-- MATERIAL SUPPLIED start --

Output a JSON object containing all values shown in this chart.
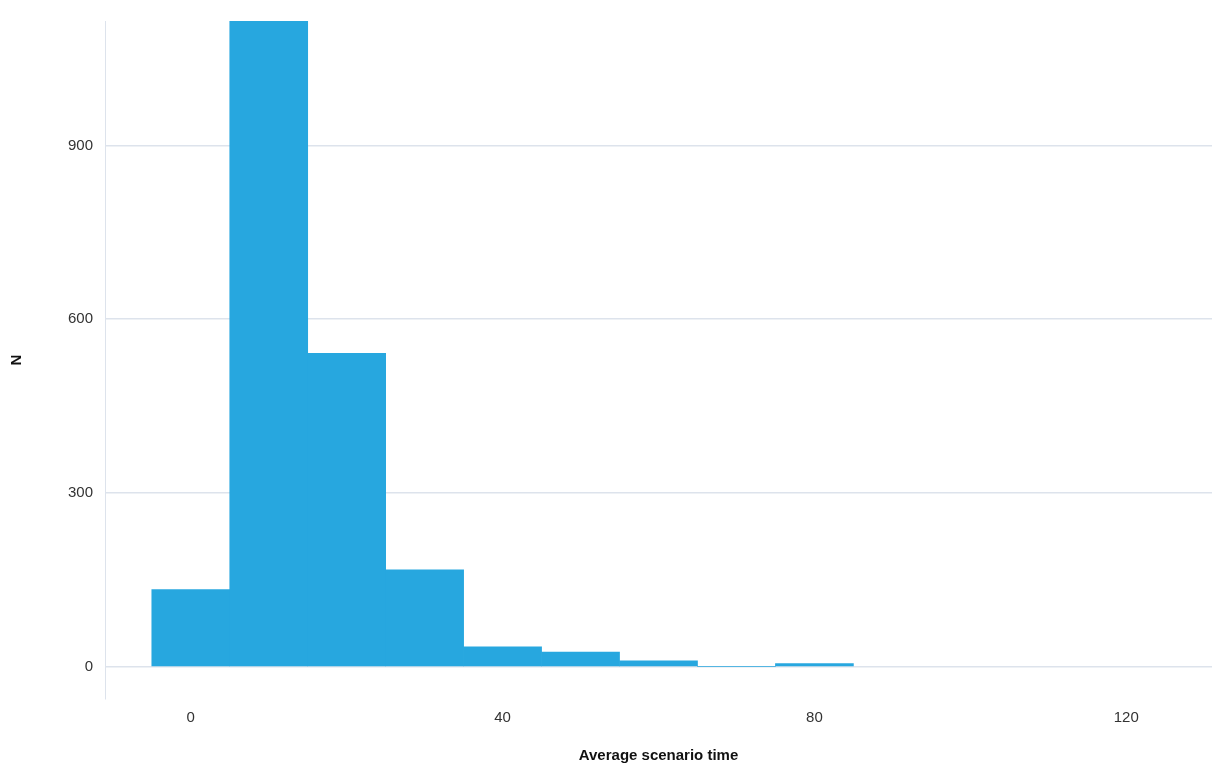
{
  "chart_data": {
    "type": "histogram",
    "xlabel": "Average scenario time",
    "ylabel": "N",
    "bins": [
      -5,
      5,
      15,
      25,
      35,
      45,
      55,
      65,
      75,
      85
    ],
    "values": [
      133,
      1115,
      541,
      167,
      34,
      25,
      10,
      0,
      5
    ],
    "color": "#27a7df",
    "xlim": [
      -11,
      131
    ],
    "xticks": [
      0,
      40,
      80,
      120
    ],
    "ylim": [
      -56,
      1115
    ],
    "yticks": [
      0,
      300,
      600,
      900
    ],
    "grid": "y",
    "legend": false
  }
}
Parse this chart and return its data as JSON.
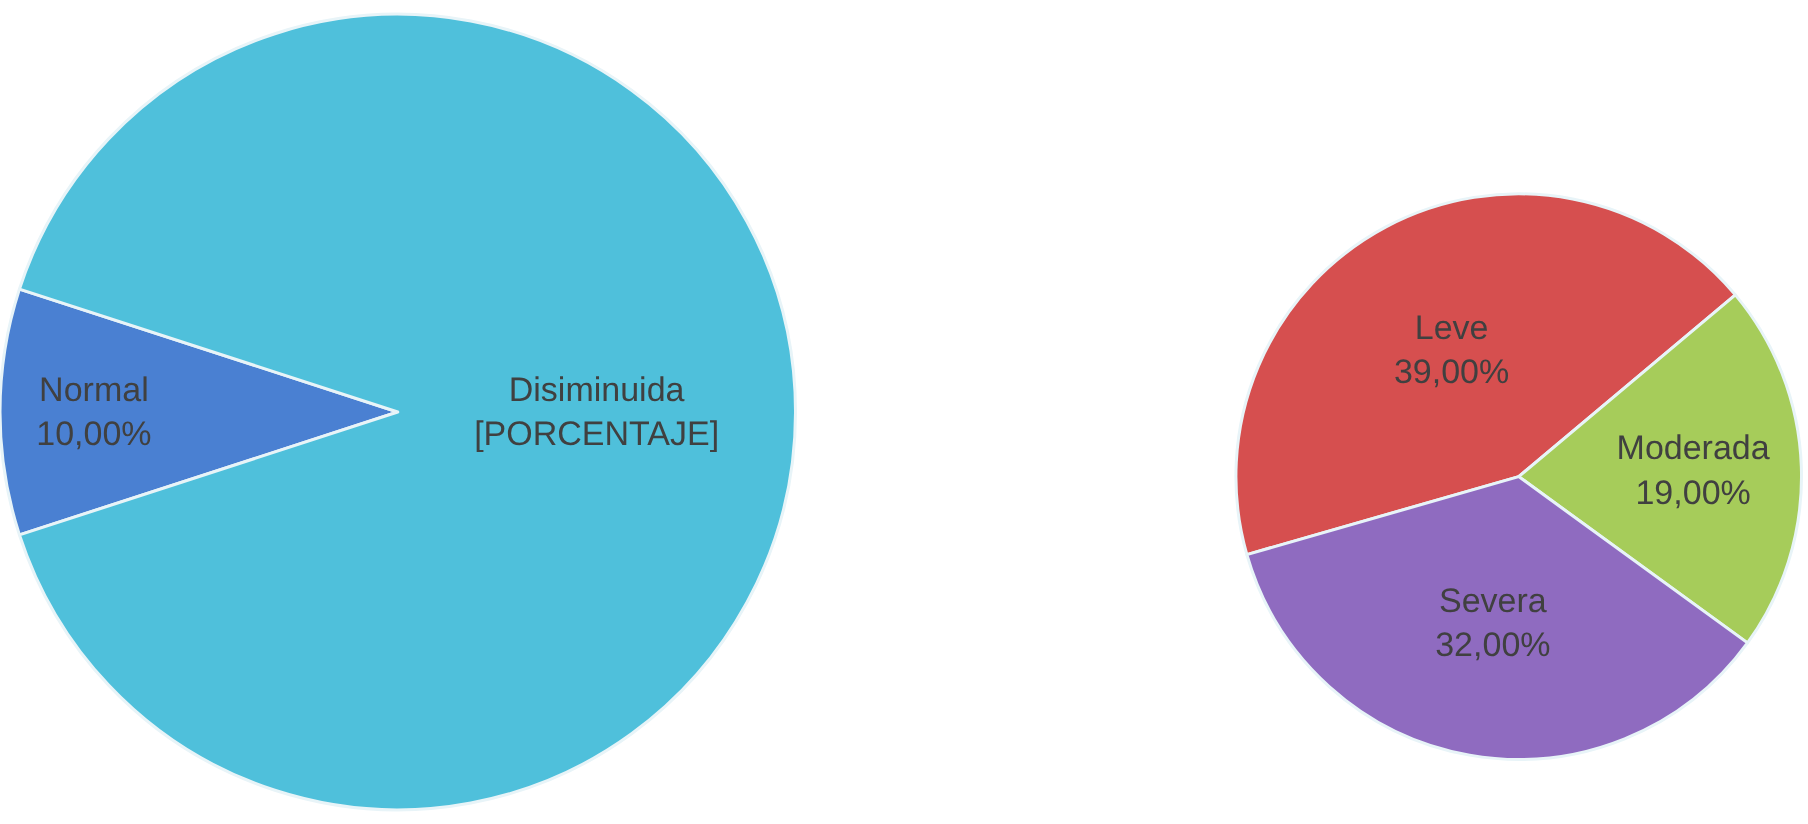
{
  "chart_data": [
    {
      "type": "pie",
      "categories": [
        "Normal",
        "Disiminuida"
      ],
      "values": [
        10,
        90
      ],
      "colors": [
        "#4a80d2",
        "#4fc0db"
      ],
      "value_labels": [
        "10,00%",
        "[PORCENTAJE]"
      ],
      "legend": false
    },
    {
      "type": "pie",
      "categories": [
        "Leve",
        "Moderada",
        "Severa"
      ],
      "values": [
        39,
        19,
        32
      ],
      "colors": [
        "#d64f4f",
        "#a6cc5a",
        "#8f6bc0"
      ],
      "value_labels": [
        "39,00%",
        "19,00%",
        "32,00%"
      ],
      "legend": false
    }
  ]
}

-- MATERIAL SUPPLIED end --

Quote each entry above verbatim and drop the pictures.

**FULL RESPONSE:**
Output a JSON object containing all values shown in this chart.
{
  "chart_data": {
    "type": "histogram",
    "xlabel": "Average scenario time",
    "ylabel": "N",
    "bins": [
      -5,
      5,
      15,
      25,
      35,
      45,
      55,
      65,
      75,
      85
    ],
    "values": [
      133,
      1115,
      541,
      167,
      34,
      25,
      10,
      0,
      5
    ],
    "color": "#27a7df",
    "xlim": [
      -11,
      131
    ],
    "xticks": [
      0,
      40,
      80,
      120
    ],
    "ylim": [
      -56,
      1115
    ],
    "yticks": [
      0,
      300,
      600,
      900
    ],
    "grid": "y",
    "legend": false
  }
}
Parse this chart and return its data as JSON.
{
  "chart_data": [
    {
      "type": "pie",
      "categories": [
        "Normal",
        "Disiminuida"
      ],
      "values": [
        10,
        90
      ],
      "colors": [
        "#4a80d2",
        "#4fc0db"
      ],
      "value_labels": [
        "10,00%",
        "[PORCENTAJE]"
      ],
      "legend": false
    },
    {
      "type": "pie",
      "categories": [
        "Leve",
        "Moderada",
        "Severa"
      ],
      "values": [
        39,
        19,
        32
      ],
      "colors": [
        "#d64f4f",
        "#a6cc5a",
        "#8f6bc0"
      ],
      "value_labels": [
        "39,00%",
        "19,00%",
        "32,00%"
      ],
      "legend": false
    }
  ]
}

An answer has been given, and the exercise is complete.